CONSIGNE 1:
Répondez aux questions suivantes d'après l'entretien :
(a) De quel film le film en préparation est-il la suite ?
(b) Qu'est-ce qui coûte beaucoup moins cher que l'hélicoptère ?
(c) Quel est l'autre conseil donné aux jeunes à la fin de l'entretien ?
CONSIGNE 2:
Restituez à l'identique, s'il vous plaît, le passage de l'entretien qui commence par « P : Est-ce que » et se poursuit jusqu'à « sur la Terre. ».

TEXTE FOURNI:
P : Vous avez des bénévoles qui travaillent avec vous, est-ce que vous savez quelles ont été leurs motivations pour vous rejoindre ?


Y : Simplement le fait de faire quelque chose. Quand tu vois ce qu’il se passe en ce moment tu te dis “Mais moi, qu’est-ce que je peux faire ?” Et rejoindre cette organisation comme beaucoup d’autres, d’aider les autres dans des fondations qui essayent de vendre des qualités vertueuses, c’est important. Et je pense que agir rend heureux. Dans la vie, plus tu donnes, plus tu reçois. J’en suis persuadé.


P : Est-ce que vous vous êtes limité dans vos futurs projets, est-ce que vous avez pensé à la nouvelle perspective pour GoodPlanet ?


Y : Là on fait un film qui est la suite du film “Home” qu’on a fait il y a une dizaine d’année, pour lequel on a décidé de ne plus prendre l’avion, de faire travailler des dronistes dans le monde entier. Donc aujourd’hui, même à la fondation, on réfléchit à la façon de se déplacer, pour avoir le moins d’impact avec notre vie quotidienne sur la Terre.


P : Vous parlez de drones. Est-ce que ça a changé quelque chose pour vous ?


Y : Travailler en drone ça coûte beaucoup moins cher que l'hélicoptère, c’est beaucoup plus facile, il y a des dronistes un peu partout, donc bien sur aujourd’hui on travaille pratiquement plus avec l’hélico.


P : A propos de l’actualité, Bolsonaro a pris des mesures radicales en accélérant la déforestation de plus de 50%, qu’en pensez-vous ?


Y : Qu’est-ce que tu veux que je te dise ?! En ce moment il y a un espèce de repli sur soi qui met en avant le populisme : tous ces présidents, Trump, Bolsonaro,...Je trouve qu’aujourd’hui on va vers une montée du populisme qui est très dangereuse : on élit pas les gens parce qu’ils sont intelligent, brillant,...on les élit parce qu’ils sont populaires, parce qu’on les aime bien et qu’ils savent parler.


P : Pour finir, quels conseils pourriez-vous nous donner pour les les jeunes qui souhaitent s’investir dans la protection de l’environnement et agir concrètement comme Greta ?


Y : Aujourd’hui, c’est ma génération qui est responsable de ce qui est en train d’arriver, donc je n’ai pas beaucoup de conseils à vous donner, mais c’est vous qui allez les trouver tout seuls. Tous les conseils, vous les connaissez bien, c’est de dépenser moins d’énergie, etc. Mais je pense que le fait de se réunir, d’être en colère,... vous avez le droit de l’être. Et de manifester par millions dans la rue, de refuser d’aller à l’école une journée par semaine, c’est un geste fort qui fait réfléchir les adultes. Mais voilà, il faut que ce soit encore plus que ce que vous faites aujourd’hui. Il ne faut pas avoir peur de le faire, de dire franchement ce que vous pensez. C’est vous qui allez subir demain tout ce qu’on a fait. Et peut-être tout simplement dans votre école, insistez, refusez de manger si ce n’est pas bio [...] C’est déjà des choses que vous pouvez faire facilement parce que c’est dans votre école [...] Et vous aurez beaucoup plus de poids que moi sur une vidéo si vous décidiez de ne plus manger. Il faut être convaincu. C’est un combat, on prend des coups aussi, lorsqu’on n’est pas entendu, il ne faut pas avoir peur d’en prendre. Et dans la vie, c’est bien de se battre. L’autre conseil que je donnerai, c’est de choisir un métier utile. D’aller dans des filières où l’on sait que ce que l’on va faire va être utile à l’humanité.

Entrées de données enregistrées
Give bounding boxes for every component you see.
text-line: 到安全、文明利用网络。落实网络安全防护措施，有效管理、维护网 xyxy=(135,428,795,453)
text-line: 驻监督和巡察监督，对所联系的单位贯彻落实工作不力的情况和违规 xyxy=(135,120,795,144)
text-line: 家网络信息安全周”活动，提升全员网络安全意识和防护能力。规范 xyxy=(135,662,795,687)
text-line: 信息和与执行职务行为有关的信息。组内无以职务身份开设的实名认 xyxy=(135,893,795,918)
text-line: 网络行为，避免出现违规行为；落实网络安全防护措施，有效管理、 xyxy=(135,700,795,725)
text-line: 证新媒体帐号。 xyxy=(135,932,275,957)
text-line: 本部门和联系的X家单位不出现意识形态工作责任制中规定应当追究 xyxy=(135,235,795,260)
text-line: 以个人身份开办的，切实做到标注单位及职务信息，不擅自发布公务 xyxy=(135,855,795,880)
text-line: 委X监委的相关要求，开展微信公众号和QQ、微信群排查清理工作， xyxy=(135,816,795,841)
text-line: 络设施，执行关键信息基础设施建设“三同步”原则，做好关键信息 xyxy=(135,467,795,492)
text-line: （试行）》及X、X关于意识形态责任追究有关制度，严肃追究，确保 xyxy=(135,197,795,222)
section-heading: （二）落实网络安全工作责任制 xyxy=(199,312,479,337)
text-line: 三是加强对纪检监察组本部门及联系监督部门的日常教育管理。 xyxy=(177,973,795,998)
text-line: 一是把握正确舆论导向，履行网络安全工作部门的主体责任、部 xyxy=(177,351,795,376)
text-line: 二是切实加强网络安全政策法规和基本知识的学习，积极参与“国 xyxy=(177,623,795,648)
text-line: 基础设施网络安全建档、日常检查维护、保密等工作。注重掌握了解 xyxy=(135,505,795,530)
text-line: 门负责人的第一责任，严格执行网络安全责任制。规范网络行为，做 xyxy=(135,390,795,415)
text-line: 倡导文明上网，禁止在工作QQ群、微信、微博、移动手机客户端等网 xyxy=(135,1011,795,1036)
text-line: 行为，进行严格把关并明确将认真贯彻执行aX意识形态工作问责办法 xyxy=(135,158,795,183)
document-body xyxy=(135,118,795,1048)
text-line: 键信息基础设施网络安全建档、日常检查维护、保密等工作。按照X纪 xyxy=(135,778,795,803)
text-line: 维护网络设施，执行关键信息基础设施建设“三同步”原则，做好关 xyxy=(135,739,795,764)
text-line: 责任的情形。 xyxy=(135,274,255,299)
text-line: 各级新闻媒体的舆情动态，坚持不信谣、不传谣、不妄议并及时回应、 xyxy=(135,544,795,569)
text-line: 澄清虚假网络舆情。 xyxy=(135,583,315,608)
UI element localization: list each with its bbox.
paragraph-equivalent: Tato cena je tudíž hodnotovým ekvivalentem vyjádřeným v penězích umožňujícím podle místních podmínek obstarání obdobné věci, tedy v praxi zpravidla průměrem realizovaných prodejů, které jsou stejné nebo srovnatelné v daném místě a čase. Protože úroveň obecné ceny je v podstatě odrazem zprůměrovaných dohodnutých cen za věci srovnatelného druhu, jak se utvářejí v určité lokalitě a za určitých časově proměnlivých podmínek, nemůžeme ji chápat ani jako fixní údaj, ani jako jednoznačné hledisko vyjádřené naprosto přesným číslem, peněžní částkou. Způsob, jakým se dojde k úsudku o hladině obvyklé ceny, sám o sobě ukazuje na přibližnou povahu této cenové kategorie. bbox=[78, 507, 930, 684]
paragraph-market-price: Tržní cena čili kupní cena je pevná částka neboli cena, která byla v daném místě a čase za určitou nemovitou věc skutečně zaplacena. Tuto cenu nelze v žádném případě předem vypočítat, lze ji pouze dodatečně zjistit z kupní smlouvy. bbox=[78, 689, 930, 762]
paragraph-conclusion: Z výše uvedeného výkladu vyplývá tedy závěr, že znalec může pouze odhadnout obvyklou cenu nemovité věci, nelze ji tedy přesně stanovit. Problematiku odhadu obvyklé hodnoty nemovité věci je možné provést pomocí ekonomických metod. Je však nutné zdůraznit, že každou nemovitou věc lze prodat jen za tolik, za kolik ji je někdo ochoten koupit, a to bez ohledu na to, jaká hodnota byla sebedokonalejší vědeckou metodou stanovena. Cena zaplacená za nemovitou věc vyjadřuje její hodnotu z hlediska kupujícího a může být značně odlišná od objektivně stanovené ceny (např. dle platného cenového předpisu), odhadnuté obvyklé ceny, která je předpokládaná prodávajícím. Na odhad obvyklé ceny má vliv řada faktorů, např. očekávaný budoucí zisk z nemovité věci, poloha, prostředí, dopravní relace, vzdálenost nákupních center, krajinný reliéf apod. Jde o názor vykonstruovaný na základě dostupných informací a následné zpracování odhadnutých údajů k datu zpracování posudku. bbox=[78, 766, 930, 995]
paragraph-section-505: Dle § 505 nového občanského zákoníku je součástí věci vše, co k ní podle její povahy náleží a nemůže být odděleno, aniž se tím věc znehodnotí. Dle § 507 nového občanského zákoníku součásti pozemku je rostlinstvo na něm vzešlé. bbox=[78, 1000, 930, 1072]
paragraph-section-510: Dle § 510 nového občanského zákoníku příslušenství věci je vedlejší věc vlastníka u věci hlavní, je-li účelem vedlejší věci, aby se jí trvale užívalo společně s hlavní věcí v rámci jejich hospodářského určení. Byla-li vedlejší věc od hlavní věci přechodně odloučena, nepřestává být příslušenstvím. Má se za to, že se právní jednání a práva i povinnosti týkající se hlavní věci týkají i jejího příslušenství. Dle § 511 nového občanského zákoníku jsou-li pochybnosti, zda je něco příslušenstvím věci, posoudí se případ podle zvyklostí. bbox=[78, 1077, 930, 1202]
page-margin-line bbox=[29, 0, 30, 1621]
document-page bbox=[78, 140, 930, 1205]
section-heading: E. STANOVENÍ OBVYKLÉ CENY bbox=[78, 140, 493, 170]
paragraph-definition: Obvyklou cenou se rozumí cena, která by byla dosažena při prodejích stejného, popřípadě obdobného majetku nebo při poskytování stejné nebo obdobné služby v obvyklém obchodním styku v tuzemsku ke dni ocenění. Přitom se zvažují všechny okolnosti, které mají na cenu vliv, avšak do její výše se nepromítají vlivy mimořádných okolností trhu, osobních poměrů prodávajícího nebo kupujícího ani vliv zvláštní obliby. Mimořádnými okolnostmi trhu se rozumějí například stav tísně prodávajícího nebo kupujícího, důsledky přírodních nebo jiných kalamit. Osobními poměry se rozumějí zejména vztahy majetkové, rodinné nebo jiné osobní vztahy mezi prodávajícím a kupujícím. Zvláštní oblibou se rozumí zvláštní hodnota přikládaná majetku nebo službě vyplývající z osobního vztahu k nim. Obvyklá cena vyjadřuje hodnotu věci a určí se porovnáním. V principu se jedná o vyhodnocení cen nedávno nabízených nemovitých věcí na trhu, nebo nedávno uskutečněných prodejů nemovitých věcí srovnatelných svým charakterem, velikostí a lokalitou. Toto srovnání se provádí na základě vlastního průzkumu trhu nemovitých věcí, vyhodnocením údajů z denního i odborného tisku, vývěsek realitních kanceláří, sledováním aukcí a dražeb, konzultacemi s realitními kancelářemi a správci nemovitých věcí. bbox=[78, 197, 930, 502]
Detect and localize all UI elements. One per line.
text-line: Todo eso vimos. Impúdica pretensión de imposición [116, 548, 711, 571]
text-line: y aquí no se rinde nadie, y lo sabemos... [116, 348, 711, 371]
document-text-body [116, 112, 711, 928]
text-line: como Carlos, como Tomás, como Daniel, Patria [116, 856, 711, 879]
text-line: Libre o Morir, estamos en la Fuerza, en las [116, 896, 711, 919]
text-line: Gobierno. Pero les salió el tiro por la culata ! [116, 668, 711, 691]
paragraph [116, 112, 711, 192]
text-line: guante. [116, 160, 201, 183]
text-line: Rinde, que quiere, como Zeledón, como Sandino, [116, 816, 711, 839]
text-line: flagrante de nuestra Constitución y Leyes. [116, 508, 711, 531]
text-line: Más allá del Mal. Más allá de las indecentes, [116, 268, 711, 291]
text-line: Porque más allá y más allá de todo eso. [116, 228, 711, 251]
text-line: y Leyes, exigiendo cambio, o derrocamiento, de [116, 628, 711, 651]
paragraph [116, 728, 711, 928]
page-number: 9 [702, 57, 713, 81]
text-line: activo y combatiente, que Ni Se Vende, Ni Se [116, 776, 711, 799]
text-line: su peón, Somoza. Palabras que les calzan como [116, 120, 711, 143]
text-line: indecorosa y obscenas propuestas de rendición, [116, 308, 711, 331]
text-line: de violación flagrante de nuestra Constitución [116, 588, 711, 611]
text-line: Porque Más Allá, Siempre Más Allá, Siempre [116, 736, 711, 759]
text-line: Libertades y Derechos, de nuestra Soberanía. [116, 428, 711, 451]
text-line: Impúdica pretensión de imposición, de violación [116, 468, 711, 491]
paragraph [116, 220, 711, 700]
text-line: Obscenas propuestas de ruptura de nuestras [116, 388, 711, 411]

RÉPONSE 1:
(a) Du film « Home ».
(b) Travailler en drone.
(c) Choisir un métier utile, en allant dans des filières dont on sait que le travail sera utile à l'humanité.

RÉPONSE 2:
P : Est-ce que vous vous êtes limité dans vos futurs projets, est-ce que vous avez pensé à la nouvelle perspective pour GoodPlanet ?


Y : Là on fait un film qui est la suite du film “Home” qu’on a fait il y a une dizaine d’année, pour lequel on a décidé de ne plus prendre l’avion, de faire travailler des dronistes dans le monde entier. Donc aujourd’hui, même à la fondation, on réfléchit à la façon de se déplacer, pour avoir le moins d’impact avec notre vie quotidienne sur la Terre.